— start EXERCISE INPUT —

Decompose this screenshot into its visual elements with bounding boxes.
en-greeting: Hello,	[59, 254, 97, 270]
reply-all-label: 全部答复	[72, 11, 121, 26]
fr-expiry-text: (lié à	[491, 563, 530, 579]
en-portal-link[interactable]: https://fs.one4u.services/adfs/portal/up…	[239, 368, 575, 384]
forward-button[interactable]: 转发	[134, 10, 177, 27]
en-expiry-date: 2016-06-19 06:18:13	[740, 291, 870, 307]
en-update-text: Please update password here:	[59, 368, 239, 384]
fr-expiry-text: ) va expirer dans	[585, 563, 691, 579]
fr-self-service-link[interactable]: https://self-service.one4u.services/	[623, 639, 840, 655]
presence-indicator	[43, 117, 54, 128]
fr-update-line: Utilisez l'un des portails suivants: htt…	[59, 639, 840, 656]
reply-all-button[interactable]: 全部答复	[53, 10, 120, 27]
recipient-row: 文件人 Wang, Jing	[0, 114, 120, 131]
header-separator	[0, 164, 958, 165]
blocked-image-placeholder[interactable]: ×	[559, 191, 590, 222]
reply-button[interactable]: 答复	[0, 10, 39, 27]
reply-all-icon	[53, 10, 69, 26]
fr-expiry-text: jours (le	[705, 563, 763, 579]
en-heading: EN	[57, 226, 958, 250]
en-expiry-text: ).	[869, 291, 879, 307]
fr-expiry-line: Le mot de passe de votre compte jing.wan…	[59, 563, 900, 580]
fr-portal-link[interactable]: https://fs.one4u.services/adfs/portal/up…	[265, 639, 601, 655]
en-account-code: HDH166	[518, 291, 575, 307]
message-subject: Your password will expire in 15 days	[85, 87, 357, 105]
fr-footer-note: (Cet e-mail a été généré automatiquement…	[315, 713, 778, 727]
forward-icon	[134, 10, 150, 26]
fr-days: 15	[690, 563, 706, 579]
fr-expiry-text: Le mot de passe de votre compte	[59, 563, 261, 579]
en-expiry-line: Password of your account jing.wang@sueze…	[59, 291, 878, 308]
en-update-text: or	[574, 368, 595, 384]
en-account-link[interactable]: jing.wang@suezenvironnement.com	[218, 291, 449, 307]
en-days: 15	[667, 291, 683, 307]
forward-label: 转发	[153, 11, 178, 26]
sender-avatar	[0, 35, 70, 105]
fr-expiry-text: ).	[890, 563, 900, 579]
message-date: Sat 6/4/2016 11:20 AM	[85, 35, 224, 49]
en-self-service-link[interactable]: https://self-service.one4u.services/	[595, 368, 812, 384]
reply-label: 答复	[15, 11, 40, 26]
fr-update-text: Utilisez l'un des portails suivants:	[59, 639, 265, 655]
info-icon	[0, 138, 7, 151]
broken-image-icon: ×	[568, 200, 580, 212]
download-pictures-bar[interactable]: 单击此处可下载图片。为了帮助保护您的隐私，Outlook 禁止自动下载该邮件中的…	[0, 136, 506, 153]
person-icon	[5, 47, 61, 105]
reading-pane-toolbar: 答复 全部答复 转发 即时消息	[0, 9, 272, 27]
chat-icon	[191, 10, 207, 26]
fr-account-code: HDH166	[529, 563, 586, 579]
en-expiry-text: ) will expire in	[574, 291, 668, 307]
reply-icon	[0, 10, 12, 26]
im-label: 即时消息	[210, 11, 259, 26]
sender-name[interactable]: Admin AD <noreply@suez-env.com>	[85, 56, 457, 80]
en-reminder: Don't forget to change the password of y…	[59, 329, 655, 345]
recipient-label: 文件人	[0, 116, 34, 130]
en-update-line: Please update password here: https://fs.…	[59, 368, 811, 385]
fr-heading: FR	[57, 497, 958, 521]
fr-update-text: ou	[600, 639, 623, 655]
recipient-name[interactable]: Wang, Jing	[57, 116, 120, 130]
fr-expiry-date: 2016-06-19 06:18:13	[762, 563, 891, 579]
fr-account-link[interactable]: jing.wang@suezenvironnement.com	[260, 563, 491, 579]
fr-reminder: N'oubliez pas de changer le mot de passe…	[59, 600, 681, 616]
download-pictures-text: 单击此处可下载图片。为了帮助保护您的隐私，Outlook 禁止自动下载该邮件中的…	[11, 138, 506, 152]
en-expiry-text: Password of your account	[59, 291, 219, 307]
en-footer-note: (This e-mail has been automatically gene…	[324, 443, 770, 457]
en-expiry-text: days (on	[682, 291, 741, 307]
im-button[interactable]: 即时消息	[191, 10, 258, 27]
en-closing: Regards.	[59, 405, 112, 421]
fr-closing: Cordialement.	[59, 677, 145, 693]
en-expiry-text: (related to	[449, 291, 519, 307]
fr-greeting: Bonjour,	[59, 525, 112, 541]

— end EXERCISE INPUT —

▶ [GIVEN EXERCISE]: Copy out every one of the records above, swapping "HDH166" for "HDH204" wherever it occurs and leaving everything else unchanged.

▶ [REPLY]:
Decompose this screenshot into its visual elements with bounding boxes.
en-greeting: Hello,	[59, 254, 97, 270]
reply-all-label: 全部答复	[72, 11, 121, 26]
fr-expiry-text: (lié à	[491, 563, 530, 579]
en-portal-link[interactable]: https://fs.one4u.services/adfs/portal/up…	[239, 368, 575, 384]
forward-button[interactable]: 转发	[134, 10, 177, 27]
en-expiry-date: 2016-06-19 06:18:13	[740, 291, 870, 307]
en-update-text: Please update password here:	[59, 368, 239, 384]
fr-expiry-text: ) va expirer dans	[585, 563, 691, 579]
fr-self-service-link[interactable]: https://self-service.one4u.services/	[623, 639, 840, 655]
presence-indicator	[43, 117, 54, 128]
fr-update-line: Utilisez l'un des portails suivants: htt…	[59, 639, 840, 656]
reply-all-button[interactable]: 全部答复	[53, 10, 120, 27]
recipient-row: 文件人 Wang, Jing	[0, 114, 120, 131]
header-separator	[0, 164, 958, 165]
blocked-image-placeholder[interactable]: ×	[559, 191, 590, 222]
reply-button[interactable]: 答复	[0, 10, 39, 27]
reply-all-icon	[53, 10, 69, 26]
fr-expiry-text: jours (le	[705, 563, 763, 579]
en-heading: EN	[57, 226, 958, 250]
en-expiry-text: ).	[869, 291, 879, 307]
fr-expiry-line: Le mot de passe de votre compte jing.wan…	[59, 563, 900, 580]
fr-portal-link[interactable]: https://fs.one4u.services/adfs/portal/up…	[265, 639, 601, 655]
en-account-code: HDH204	[518, 291, 575, 307]
message-subject: Your password will expire in 15 days	[85, 87, 357, 105]
fr-footer-note: (Cet e-mail a été généré automatiquement…	[315, 713, 778, 727]
forward-icon	[134, 10, 150, 26]
fr-days: 15	[690, 563, 706, 579]
fr-expiry-text: Le mot de passe de votre compte	[59, 563, 261, 579]
en-expiry-line: Password of your account jing.wang@sueze…	[59, 291, 878, 308]
en-update-text: or	[574, 368, 595, 384]
en-account-link[interactable]: jing.wang@suezenvironnement.com	[218, 291, 449, 307]
en-days: 15	[667, 291, 683, 307]
forward-label: 转发	[153, 11, 178, 26]
sender-avatar	[0, 35, 70, 105]
fr-expiry-text: ).	[890, 563, 900, 579]
message-date: Sat 6/4/2016 11:20 AM	[85, 35, 224, 49]
en-self-service-link[interactable]: https://self-service.one4u.services/	[595, 368, 812, 384]
reply-label: 答复	[15, 11, 40, 26]
fr-update-text: Utilisez l'un des portails suivants:	[59, 639, 265, 655]
info-icon	[0, 138, 7, 151]
broken-image-icon: ×	[568, 200, 580, 212]
download-pictures-bar[interactable]: 单击此处可下载图片。为了帮助保护您的隐私，Outlook 禁止自动下载该邮件中的…	[0, 136, 506, 153]
person-icon	[5, 47, 61, 105]
reading-pane-toolbar: 答复 全部答复 转发 即时消息	[0, 9, 272, 27]
chat-icon	[191, 10, 207, 26]
fr-account-code: HDH204	[529, 563, 586, 579]
en-expiry-text: ) will expire in	[574, 291, 668, 307]
reply-icon	[0, 10, 12, 26]
im-label: 即时消息	[210, 11, 259, 26]
sender-name[interactable]: Admin AD <noreply@suez-env.com>	[85, 56, 457, 80]
en-reminder: Don't forget to change the password of y…	[59, 329, 655, 345]
recipient-label: 文件人	[0, 116, 34, 130]
en-update-line: Please update password here: https://fs.…	[59, 368, 811, 385]
fr-heading: FR	[57, 497, 958, 521]
fr-update-text: ou	[600, 639, 623, 655]
recipient-name[interactable]: Wang, Jing	[57, 116, 120, 130]
fr-expiry-date: 2016-06-19 06:18:13	[762, 563, 891, 579]
fr-account-link[interactable]: jing.wang@suezenvironnement.com	[260, 563, 491, 579]
fr-reminder: N'oubliez pas de changer le mot de passe…	[59, 600, 681, 616]
download-pictures-text: 单击此处可下载图片。为了帮助保护您的隐私，Outlook 禁止自动下载该邮件中的…	[11, 138, 506, 152]
en-expiry-text: Password of your account	[59, 291, 219, 307]
en-footer-note: (This e-mail has been automatically gene…	[324, 443, 770, 457]
en-expiry-text: days (on	[682, 291, 741, 307]
im-button[interactable]: 即时消息	[191, 10, 258, 27]
en-closing: Regards.	[59, 405, 112, 421]
fr-closing: Cordialement.	[59, 677, 145, 693]
en-expiry-text: (related to	[449, 291, 519, 307]
fr-greeting: Bonjour,	[59, 525, 112, 541]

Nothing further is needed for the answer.